— start RECORDS SHOWN —

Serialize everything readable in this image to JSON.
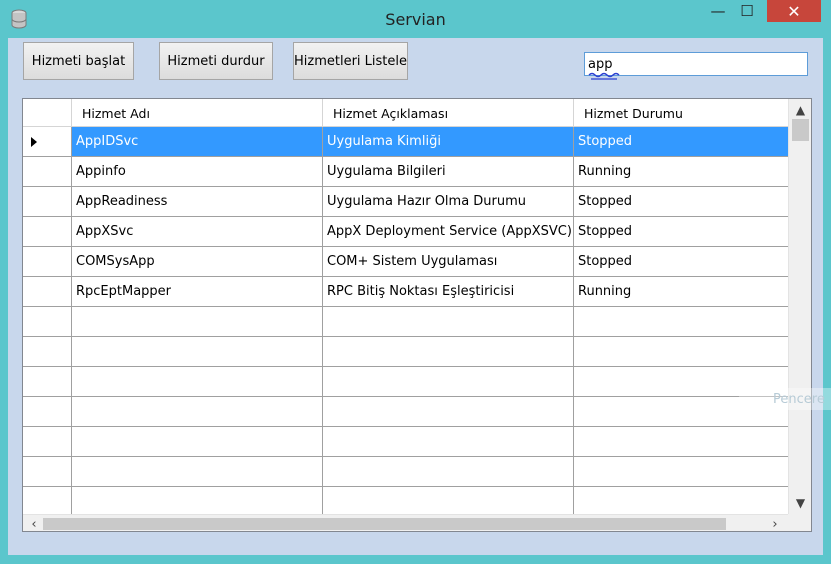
{
  "window": {
    "title": "Servian",
    "min_glyph": "—",
    "max_glyph": "☐",
    "close_glyph": "✕"
  },
  "toolbar": {
    "start_label": "Hizmeti başlat",
    "stop_label": "Hizmeti durdur",
    "list_label": "Hizmetleri Listele"
  },
  "search": {
    "value": "app",
    "placeholder": ""
  },
  "grid": {
    "columns": [
      "Hizmet Adı",
      "Hizmet Açıklaması",
      "Hizmet Durumu"
    ],
    "rows": [
      {
        "name": "AppIDSvc",
        "description": "Uygulama Kimliği",
        "status": "Stopped"
      },
      {
        "name": "Appinfo",
        "description": "Uygulama Bilgileri",
        "status": "Running"
      },
      {
        "name": "AppReadiness",
        "description": "Uygulama Hazır Olma Durumu",
        "status": "Stopped"
      },
      {
        "name": "AppXSvc",
        "description": "AppX Deployment Service (AppXSVC)",
        "status": "Stopped"
      },
      {
        "name": "COMSysApp",
        "description": "COM+ Sistem Uygulaması",
        "status": "Stopped"
      },
      {
        "name": "RpcEptMapper",
        "description": "RPC Bitiş Noktası Eşleştiricisi",
        "status": "Running"
      }
    ],
    "empty_rows": 7,
    "selected_row": 0
  },
  "overlay": {
    "text": "Pencere"
  },
  "colors": {
    "frame": "#5bc6cc",
    "client": "#c8d7ec",
    "selection": "#3399ff",
    "close": "#c7463b"
  }
}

— end RECORDS SHOWN —

Look above for every line with the word "Hizmeti" and copy it.

■ **PROBLEM SOLUTION**:
    "start_label": "Hizmeti başlat",
    "stop_label": "Hizmeti durdur",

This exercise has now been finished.